■ To do:
Copy every line that holds "calendar".

[Stored records]
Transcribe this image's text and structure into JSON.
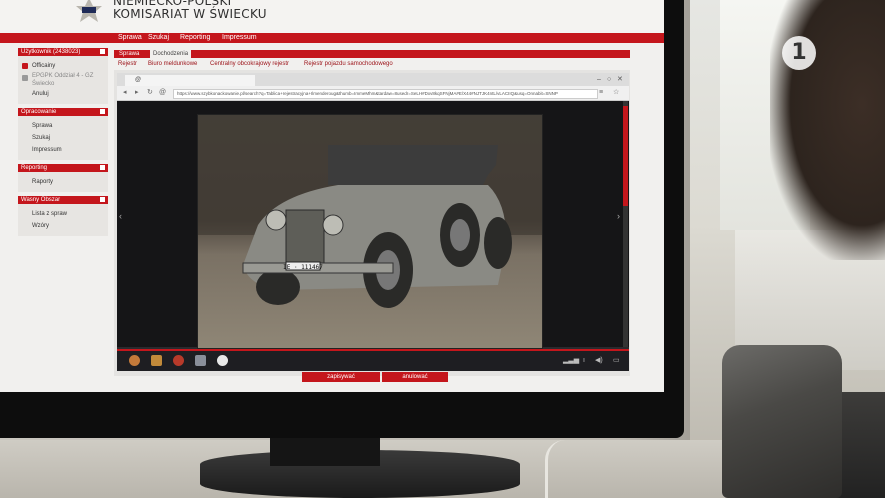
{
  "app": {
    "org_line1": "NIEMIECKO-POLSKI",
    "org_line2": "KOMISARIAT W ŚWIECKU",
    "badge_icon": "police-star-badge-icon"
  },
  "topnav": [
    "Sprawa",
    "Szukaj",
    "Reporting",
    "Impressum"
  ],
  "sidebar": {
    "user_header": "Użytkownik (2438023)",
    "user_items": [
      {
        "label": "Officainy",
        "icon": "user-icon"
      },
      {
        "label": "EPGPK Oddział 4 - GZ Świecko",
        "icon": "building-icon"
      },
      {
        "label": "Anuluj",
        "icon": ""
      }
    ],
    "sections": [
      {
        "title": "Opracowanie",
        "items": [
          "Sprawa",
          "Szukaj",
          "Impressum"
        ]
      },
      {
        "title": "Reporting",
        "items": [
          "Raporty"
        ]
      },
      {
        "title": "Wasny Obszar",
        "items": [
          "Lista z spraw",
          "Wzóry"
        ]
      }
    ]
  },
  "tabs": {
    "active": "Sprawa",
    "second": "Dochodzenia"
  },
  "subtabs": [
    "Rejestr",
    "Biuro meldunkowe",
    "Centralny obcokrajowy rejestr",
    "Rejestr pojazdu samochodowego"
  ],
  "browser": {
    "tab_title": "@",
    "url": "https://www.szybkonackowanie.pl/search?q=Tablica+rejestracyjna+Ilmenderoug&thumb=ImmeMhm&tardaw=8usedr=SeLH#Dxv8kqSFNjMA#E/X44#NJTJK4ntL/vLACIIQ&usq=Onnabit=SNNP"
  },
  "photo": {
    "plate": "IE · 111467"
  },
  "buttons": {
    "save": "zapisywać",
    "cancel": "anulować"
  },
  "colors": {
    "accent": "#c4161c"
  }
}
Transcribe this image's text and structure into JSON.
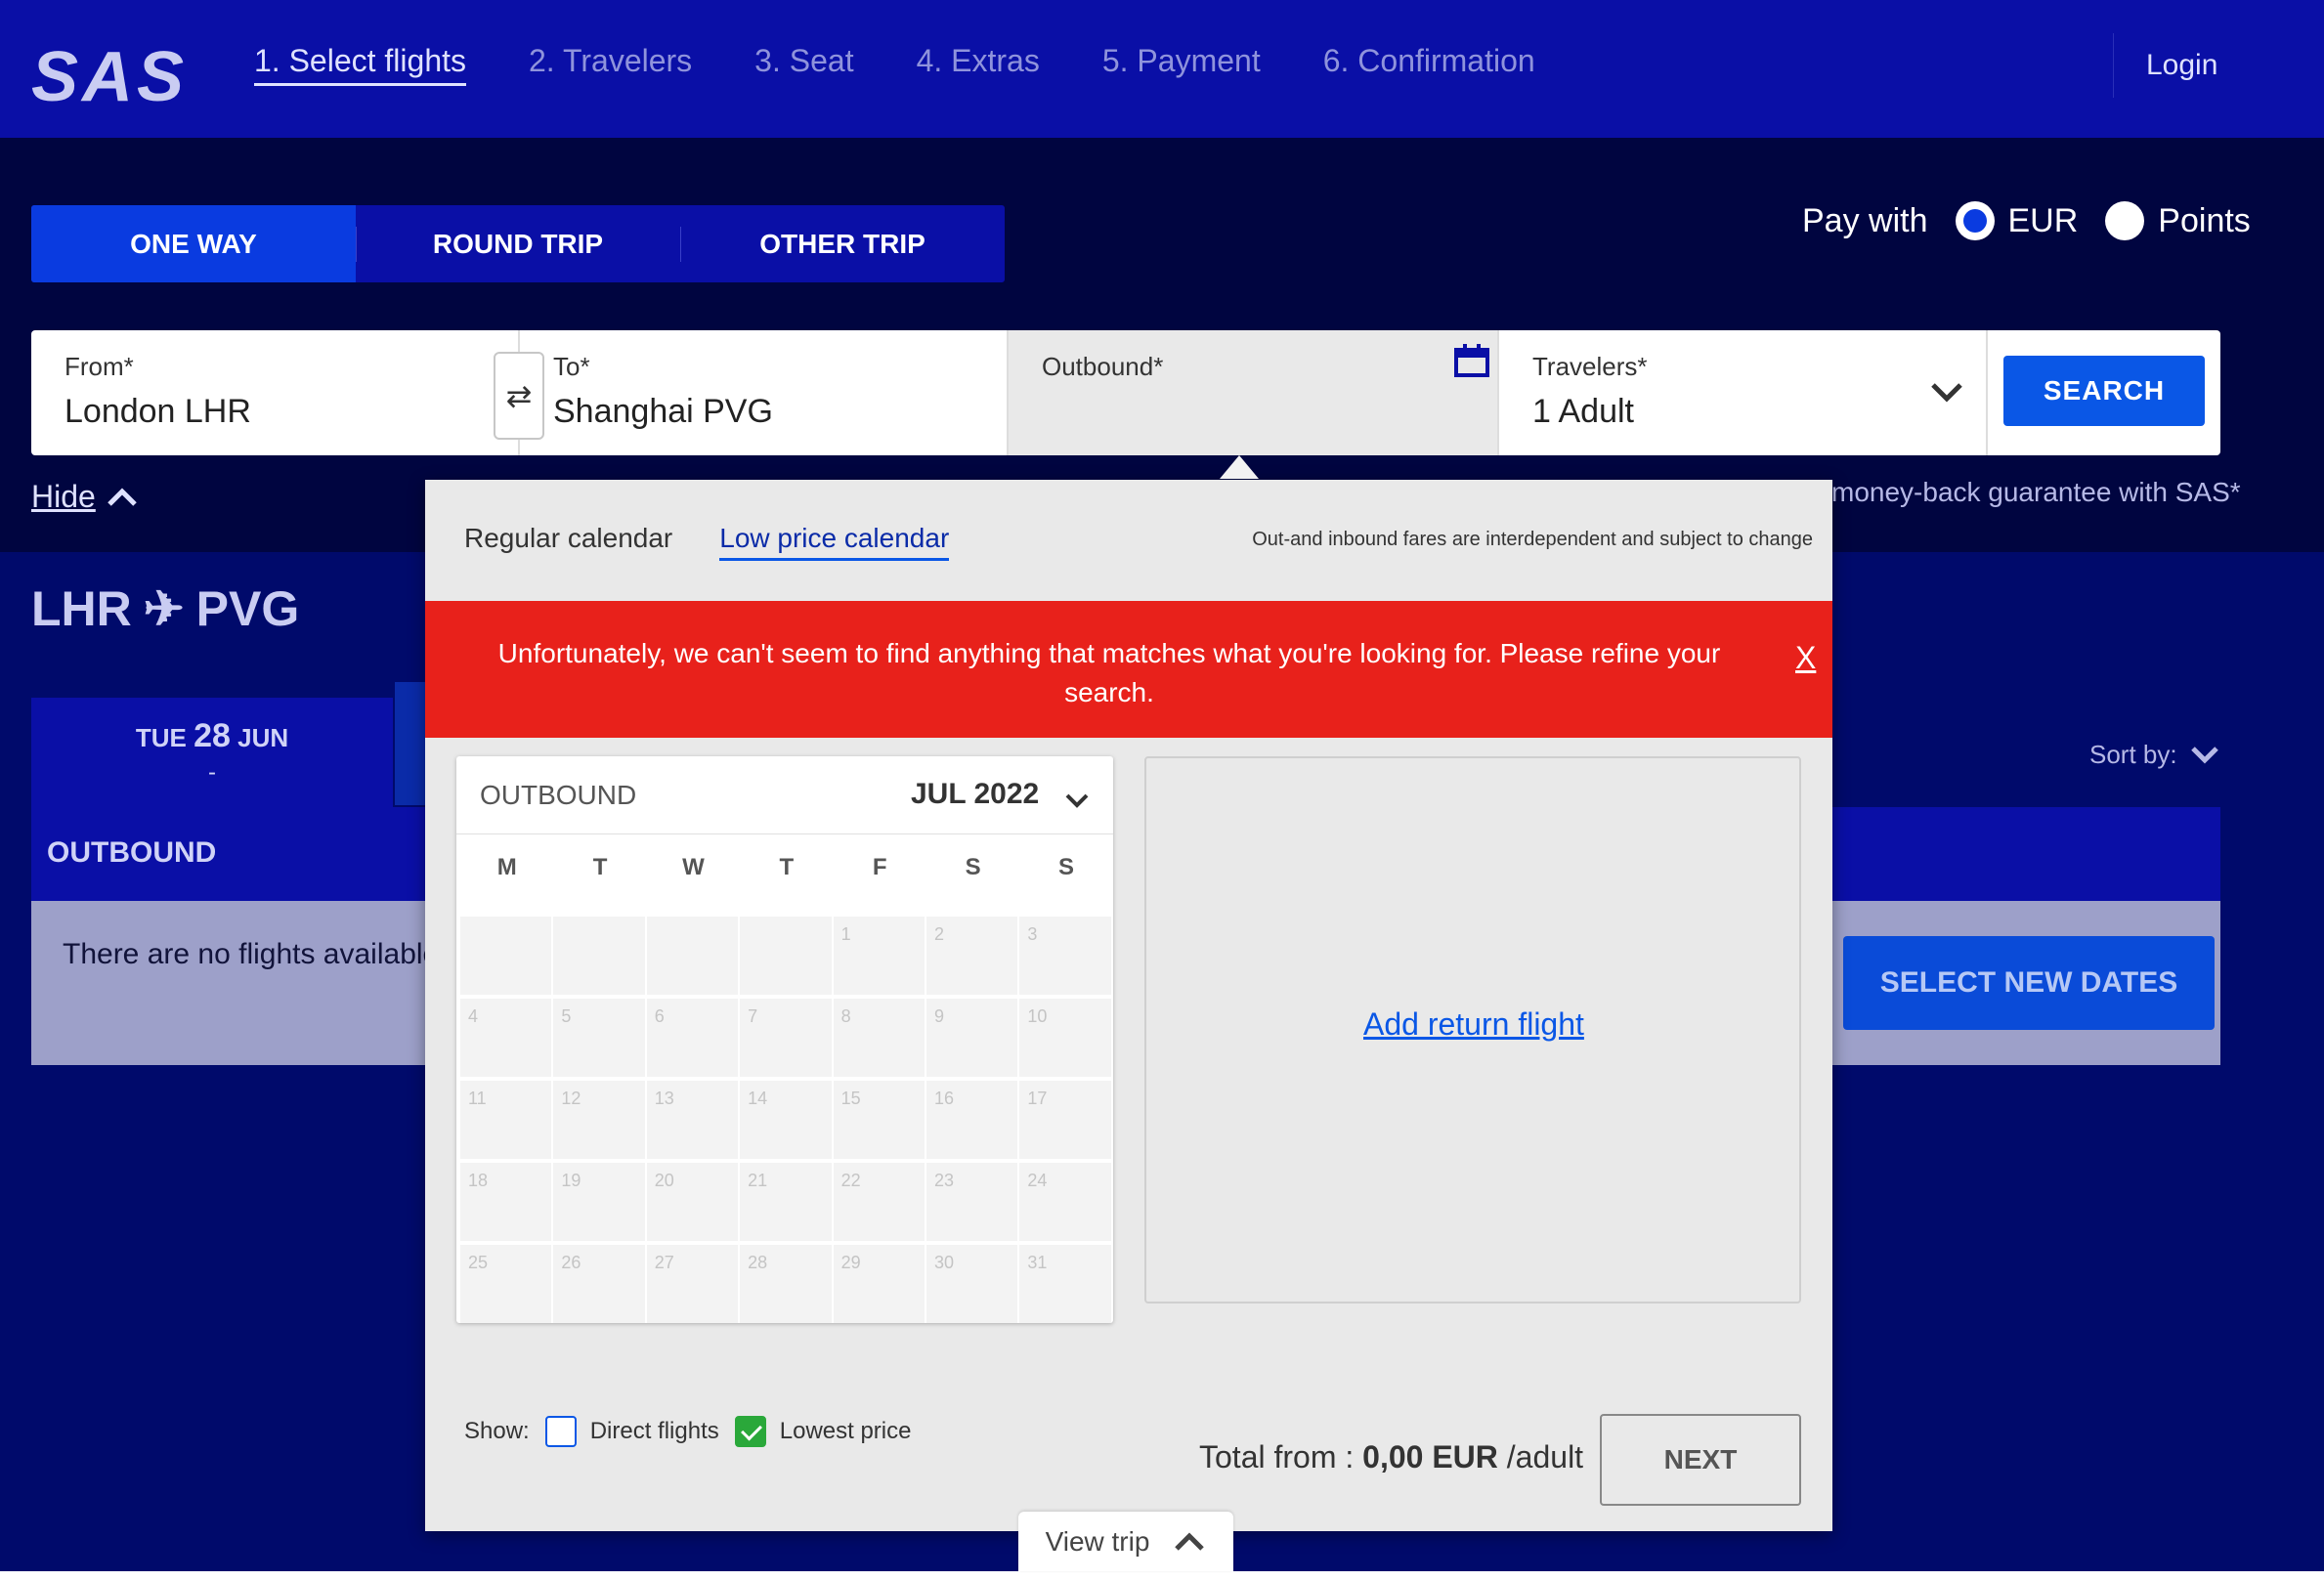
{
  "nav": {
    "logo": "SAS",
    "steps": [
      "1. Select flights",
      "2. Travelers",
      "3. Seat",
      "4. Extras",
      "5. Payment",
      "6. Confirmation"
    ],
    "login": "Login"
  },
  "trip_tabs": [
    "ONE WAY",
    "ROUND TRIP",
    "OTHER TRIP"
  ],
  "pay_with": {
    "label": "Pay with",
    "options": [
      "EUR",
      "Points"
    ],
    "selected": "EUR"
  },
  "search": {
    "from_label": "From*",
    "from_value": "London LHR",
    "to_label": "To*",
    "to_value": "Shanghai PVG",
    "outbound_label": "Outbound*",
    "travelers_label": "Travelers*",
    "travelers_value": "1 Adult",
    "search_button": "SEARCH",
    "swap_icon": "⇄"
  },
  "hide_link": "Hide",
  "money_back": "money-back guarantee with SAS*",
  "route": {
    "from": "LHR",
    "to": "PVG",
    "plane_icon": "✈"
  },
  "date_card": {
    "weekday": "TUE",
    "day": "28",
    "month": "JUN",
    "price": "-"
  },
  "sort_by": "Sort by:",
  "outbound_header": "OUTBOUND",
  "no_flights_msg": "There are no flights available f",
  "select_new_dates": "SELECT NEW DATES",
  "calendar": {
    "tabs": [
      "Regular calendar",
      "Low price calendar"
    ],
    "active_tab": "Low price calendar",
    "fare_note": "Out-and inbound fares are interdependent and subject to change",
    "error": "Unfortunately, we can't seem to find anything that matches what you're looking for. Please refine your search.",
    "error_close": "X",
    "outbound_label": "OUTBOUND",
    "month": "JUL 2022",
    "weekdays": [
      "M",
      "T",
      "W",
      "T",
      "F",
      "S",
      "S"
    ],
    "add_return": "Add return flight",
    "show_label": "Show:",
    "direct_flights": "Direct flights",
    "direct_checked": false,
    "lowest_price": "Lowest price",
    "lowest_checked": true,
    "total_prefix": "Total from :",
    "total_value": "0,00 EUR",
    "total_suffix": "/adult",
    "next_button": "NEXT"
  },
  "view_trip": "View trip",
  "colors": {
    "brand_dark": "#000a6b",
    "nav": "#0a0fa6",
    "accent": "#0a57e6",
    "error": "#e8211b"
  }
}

■ Answer below:
  "calendar": {
      "Regular calendar",
      "Low price calendar"
    "active_tab": "Low price calendar",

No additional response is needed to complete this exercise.